# What is asked
Locate every line in the records below that contains the word "convalescens", and copy each one.

# Extracted entries
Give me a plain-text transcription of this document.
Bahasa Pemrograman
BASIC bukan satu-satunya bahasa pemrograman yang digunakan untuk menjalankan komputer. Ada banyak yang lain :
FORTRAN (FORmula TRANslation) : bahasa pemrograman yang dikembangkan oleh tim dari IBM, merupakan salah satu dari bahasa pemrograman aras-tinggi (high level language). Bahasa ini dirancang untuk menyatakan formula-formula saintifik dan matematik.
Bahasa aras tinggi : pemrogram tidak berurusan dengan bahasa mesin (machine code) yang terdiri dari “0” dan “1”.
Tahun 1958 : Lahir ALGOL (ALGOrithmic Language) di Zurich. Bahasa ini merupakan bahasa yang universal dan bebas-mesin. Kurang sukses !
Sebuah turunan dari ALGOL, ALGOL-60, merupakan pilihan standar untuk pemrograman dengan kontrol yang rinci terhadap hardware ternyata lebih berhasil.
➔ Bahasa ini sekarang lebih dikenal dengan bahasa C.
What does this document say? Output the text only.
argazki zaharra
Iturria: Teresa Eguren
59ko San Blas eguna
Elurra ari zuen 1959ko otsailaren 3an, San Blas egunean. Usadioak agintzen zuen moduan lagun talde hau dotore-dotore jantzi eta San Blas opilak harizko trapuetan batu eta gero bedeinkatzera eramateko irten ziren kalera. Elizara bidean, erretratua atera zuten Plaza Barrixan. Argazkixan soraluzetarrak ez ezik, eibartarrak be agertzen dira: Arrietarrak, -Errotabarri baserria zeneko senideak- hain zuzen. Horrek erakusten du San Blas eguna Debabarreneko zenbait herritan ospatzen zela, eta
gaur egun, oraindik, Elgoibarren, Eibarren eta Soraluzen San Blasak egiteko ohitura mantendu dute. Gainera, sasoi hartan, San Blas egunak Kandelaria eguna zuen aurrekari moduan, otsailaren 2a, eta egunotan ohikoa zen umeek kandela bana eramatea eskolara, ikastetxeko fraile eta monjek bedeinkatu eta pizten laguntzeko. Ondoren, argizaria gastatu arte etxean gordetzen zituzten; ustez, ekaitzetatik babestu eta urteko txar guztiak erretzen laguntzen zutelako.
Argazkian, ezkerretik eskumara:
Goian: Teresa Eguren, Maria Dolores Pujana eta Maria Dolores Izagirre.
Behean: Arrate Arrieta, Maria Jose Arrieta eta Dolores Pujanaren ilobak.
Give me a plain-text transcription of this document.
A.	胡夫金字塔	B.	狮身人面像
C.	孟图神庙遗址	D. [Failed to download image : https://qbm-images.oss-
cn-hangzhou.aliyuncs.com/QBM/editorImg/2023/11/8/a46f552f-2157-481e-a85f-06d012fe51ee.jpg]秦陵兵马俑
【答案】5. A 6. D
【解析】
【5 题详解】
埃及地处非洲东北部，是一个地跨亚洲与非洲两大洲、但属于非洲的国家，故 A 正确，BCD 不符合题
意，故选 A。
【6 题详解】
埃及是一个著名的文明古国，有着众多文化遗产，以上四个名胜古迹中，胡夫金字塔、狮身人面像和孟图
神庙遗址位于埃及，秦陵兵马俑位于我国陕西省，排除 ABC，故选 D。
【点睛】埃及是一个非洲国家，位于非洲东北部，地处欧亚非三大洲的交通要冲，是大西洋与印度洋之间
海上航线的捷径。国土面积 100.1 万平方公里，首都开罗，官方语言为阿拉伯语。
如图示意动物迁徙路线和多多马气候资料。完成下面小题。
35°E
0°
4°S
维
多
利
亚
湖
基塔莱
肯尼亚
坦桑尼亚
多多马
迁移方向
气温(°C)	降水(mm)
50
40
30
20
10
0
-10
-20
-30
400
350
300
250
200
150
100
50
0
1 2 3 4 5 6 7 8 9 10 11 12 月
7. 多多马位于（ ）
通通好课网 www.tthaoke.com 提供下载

--

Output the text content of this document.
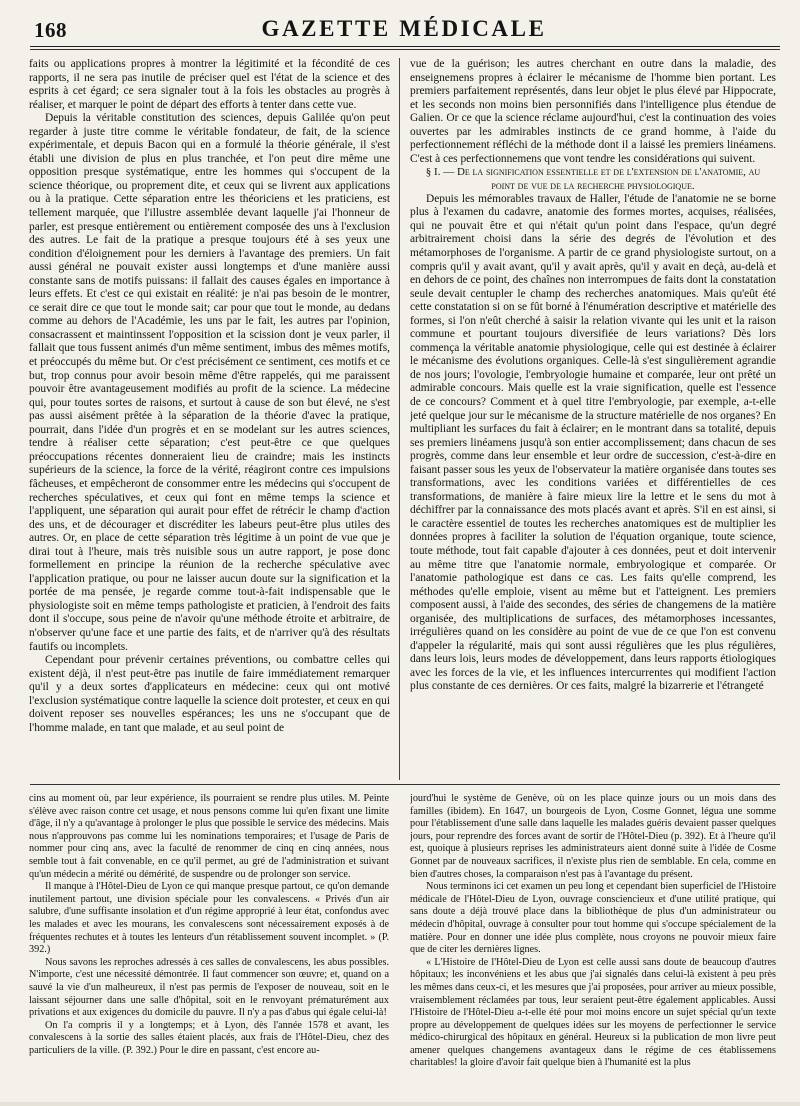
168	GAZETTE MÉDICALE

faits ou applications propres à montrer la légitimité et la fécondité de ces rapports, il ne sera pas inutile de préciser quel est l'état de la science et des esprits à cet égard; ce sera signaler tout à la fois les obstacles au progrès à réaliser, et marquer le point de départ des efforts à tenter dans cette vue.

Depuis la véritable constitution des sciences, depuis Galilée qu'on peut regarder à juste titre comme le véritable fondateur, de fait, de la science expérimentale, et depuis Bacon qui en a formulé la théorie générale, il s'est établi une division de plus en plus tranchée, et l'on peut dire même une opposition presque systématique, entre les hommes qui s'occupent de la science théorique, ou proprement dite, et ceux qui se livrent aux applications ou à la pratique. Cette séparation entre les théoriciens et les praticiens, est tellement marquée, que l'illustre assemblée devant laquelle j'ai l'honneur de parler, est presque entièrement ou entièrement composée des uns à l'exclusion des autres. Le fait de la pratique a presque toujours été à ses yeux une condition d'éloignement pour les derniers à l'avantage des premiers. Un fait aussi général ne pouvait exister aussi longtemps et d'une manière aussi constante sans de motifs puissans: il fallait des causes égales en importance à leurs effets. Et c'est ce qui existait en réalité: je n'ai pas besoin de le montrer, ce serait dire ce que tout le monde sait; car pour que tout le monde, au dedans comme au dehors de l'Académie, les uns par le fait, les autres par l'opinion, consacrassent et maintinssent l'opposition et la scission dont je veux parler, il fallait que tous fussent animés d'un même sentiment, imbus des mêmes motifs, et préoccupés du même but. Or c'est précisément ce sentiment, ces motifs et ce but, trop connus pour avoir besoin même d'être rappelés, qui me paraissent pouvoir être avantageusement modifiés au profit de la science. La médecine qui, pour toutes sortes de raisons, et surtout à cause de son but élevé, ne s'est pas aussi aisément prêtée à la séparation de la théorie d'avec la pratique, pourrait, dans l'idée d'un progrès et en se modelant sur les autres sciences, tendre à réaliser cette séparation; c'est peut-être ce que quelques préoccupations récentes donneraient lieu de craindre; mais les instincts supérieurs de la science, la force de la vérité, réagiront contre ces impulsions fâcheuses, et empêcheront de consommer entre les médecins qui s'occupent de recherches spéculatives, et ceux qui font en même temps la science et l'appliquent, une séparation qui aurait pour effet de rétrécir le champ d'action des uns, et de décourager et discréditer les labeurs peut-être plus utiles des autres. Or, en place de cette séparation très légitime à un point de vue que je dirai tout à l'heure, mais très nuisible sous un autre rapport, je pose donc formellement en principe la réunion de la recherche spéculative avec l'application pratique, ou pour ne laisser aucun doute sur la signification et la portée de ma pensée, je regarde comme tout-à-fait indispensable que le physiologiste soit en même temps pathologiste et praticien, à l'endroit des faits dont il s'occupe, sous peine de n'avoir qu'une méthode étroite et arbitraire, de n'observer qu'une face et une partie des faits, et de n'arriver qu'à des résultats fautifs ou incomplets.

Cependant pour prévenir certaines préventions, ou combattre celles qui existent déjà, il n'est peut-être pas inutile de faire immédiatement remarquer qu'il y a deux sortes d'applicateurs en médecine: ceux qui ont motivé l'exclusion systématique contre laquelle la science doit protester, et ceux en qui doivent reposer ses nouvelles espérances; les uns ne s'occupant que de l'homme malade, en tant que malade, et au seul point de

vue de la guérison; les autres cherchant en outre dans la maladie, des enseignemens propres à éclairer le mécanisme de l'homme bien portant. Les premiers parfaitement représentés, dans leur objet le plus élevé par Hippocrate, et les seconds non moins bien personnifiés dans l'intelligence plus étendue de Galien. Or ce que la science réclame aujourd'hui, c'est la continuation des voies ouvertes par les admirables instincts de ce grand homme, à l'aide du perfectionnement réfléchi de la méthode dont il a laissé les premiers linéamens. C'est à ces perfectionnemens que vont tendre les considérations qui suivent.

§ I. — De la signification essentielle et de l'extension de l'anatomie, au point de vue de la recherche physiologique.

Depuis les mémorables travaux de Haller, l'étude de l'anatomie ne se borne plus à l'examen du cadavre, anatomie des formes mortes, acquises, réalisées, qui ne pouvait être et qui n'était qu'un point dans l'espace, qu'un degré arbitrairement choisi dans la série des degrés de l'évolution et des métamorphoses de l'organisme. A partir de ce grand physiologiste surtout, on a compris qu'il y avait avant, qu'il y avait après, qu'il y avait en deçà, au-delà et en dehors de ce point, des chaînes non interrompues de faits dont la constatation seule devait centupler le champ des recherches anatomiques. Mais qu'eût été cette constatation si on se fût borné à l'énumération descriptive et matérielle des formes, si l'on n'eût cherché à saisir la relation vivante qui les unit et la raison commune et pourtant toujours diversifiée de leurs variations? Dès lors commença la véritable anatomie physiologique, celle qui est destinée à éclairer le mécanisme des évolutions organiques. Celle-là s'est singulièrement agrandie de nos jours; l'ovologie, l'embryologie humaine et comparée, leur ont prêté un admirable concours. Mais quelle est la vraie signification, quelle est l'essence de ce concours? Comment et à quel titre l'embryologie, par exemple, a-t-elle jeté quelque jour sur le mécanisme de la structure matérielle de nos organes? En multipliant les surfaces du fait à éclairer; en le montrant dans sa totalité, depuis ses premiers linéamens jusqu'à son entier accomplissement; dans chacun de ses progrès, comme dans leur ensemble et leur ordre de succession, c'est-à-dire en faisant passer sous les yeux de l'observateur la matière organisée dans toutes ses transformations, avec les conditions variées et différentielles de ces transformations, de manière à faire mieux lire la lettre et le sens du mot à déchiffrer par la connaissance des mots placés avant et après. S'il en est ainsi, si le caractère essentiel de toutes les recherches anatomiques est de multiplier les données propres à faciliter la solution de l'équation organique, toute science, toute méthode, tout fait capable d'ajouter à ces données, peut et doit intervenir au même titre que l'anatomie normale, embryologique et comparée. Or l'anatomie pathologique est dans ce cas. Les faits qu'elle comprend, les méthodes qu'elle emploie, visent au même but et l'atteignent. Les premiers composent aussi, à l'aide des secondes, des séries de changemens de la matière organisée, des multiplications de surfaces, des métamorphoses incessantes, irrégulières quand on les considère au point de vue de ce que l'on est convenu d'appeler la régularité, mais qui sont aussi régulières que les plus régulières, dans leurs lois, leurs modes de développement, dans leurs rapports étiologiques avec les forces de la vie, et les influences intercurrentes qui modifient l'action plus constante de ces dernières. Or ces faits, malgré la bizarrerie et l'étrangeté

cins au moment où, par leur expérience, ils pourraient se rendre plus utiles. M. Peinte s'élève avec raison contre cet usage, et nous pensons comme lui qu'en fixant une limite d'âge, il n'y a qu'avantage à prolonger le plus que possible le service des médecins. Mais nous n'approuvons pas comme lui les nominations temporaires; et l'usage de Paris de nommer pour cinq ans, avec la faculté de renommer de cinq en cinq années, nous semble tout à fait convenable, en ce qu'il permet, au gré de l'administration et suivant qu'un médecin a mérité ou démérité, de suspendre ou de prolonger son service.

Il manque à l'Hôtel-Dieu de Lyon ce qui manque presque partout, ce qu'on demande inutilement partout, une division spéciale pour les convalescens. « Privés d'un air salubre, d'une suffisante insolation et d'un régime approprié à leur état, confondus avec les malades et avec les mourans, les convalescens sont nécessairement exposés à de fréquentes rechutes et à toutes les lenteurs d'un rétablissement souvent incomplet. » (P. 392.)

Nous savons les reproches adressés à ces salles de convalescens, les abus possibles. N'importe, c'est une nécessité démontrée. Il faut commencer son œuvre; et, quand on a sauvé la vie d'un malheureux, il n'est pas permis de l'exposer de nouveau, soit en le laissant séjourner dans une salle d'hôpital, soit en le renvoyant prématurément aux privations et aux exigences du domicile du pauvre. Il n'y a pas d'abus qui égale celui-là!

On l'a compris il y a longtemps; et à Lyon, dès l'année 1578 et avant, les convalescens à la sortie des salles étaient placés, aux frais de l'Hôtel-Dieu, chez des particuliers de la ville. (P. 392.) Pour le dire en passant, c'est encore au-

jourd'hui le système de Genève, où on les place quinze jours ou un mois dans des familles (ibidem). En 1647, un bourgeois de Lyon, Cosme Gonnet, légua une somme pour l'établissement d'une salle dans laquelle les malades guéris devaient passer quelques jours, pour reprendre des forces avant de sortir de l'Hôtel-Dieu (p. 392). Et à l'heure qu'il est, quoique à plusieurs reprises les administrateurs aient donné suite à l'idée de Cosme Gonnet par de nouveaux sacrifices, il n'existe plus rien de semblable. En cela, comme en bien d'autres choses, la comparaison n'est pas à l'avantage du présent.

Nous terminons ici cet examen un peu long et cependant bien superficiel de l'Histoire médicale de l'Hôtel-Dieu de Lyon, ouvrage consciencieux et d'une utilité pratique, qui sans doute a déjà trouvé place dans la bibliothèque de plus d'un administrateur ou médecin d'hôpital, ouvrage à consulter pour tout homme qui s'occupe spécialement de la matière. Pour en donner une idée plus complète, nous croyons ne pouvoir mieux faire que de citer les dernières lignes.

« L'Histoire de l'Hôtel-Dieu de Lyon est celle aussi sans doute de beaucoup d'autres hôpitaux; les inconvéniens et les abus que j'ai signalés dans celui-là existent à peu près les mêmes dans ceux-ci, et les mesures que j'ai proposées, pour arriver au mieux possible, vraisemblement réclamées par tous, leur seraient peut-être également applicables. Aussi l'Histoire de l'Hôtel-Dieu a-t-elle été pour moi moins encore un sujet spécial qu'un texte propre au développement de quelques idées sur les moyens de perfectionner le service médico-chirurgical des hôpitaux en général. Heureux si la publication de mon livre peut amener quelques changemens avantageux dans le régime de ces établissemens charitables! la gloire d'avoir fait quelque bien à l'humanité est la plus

* * *

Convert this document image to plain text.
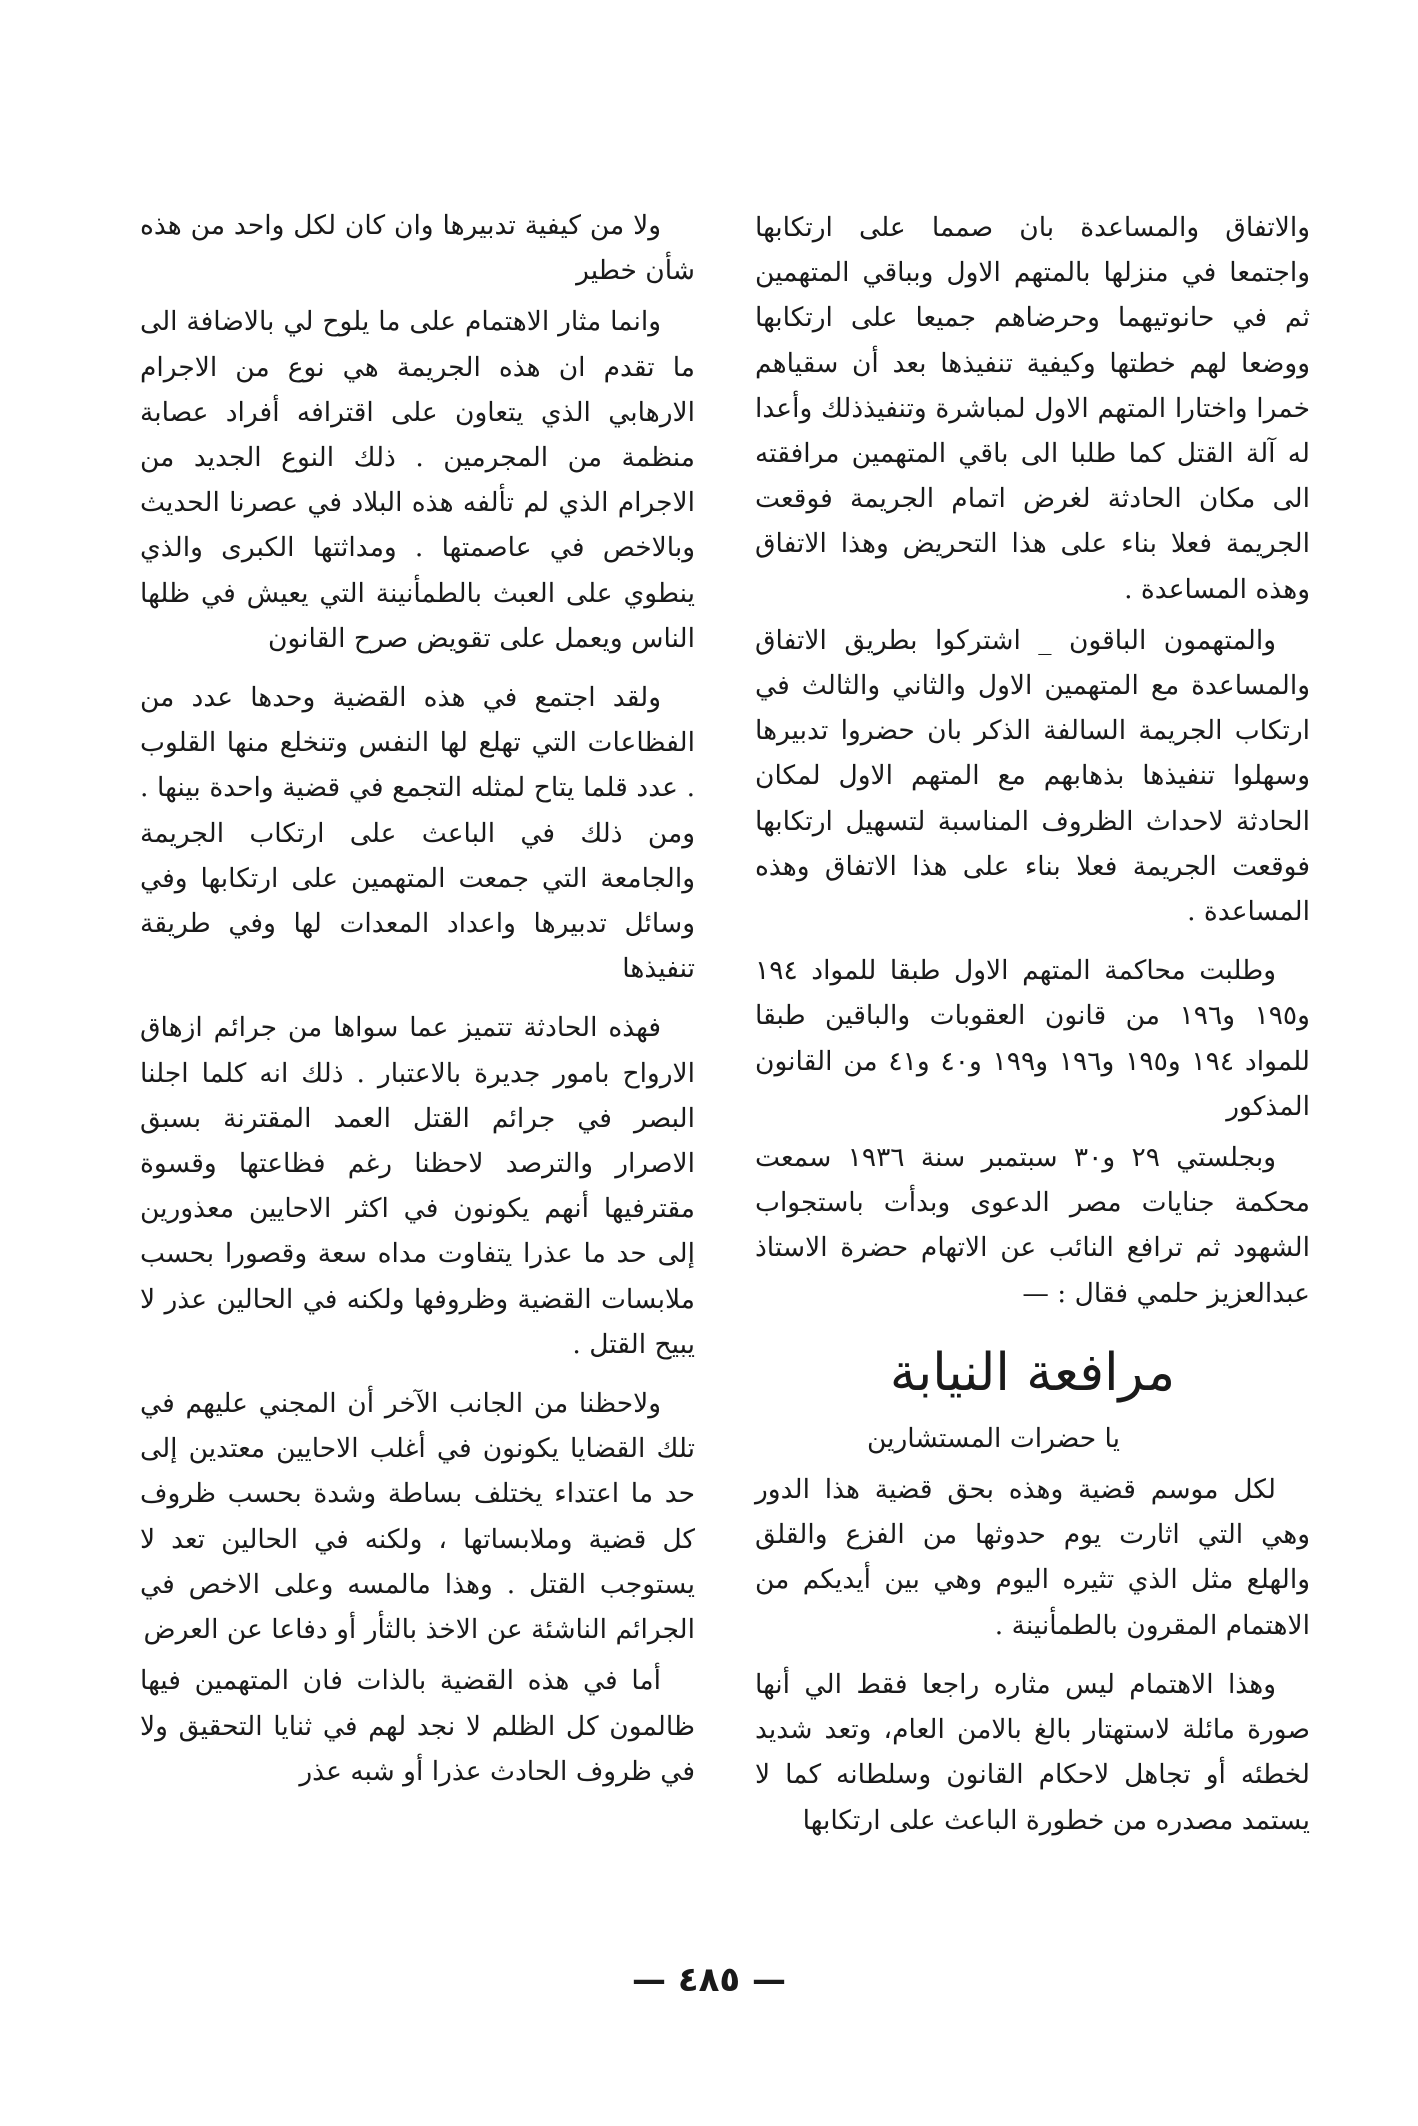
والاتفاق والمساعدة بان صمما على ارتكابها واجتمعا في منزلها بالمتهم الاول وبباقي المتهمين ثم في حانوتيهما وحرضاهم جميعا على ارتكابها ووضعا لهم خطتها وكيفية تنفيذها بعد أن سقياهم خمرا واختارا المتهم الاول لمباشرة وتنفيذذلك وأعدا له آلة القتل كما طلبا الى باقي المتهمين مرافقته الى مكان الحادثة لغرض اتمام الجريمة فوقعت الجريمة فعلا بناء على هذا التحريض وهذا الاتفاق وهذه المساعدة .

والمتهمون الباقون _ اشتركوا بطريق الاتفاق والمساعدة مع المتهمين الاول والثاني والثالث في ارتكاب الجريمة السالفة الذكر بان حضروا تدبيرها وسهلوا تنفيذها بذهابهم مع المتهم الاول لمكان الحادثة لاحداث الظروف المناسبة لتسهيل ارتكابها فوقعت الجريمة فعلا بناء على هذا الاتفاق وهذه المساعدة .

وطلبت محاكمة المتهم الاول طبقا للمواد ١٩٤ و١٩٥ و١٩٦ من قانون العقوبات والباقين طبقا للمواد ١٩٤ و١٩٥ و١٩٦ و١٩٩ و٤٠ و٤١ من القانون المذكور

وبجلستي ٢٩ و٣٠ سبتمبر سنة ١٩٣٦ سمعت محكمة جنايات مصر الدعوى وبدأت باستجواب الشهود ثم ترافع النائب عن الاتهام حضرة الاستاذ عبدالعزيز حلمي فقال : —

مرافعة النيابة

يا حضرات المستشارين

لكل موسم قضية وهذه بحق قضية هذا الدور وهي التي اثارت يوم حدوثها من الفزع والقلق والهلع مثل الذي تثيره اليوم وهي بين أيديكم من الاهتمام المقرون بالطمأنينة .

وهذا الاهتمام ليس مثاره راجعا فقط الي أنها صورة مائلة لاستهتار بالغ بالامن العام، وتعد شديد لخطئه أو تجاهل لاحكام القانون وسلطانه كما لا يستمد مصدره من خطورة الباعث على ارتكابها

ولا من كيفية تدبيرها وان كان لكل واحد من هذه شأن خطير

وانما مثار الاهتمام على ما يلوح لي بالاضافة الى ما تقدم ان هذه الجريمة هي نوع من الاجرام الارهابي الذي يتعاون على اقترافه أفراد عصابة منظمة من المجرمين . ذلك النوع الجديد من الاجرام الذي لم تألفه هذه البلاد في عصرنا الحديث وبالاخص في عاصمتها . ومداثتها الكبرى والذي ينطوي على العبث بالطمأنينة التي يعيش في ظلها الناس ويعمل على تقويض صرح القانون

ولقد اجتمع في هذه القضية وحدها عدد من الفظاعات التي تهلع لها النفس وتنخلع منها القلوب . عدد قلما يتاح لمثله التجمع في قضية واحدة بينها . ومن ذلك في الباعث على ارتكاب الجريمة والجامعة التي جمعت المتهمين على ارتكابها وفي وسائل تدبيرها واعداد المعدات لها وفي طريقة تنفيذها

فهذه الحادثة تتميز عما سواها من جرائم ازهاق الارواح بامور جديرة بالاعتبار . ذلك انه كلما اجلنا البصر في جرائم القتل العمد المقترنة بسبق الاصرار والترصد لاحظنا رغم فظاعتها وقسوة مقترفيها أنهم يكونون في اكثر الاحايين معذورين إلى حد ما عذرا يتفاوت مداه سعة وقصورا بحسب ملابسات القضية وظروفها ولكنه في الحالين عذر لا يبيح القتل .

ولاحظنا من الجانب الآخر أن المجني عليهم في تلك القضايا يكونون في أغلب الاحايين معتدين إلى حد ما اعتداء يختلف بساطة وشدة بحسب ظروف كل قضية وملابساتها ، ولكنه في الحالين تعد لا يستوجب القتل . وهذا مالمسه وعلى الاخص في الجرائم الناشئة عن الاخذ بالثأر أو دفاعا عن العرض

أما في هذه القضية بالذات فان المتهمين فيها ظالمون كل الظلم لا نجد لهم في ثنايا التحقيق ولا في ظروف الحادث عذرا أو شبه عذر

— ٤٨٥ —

# Output
Il manque à l'Hôtel-Dieu de Lyon ce qui manque presque partout, ce qu'on demande inutilement partout, une division spéciale pour les convalescens. « Privés d'un air salubre, d'une suffisante insolation et d'un régime approprié à leur état, confondus avec les malades et avec les mourans, les convalescens sont nécessairement exposés à de fréquentes rechutes et à toutes les lenteurs d'un rétablissement souvent incomplet. » (P. 392.)
Nous savons les reproches adressés à ces salles de convalescens, les abus possibles. N'importe, c'est une nécessité démontrée. Il faut commencer son œuvre; et, quand on a sauvé la vie d'un malheureux, il n'est pas permis de l'exposer de nouveau, soit en le laissant séjourner dans une salle d'hôpital, soit en le renvoyant prématurément aux privations et aux exigences du domicile du pauvre. Il n'y a pas d'abus qui égale celui-là!
On l'a compris il y a longtemps; et à Lyon, dès l'année 1578 et avant, les convalescens à la sortie des salles étaient placés, aux frais de l'Hôtel-Dieu, chez des particuliers de la ville. (P. 392.) Pour le dire en passant, c'est encore au-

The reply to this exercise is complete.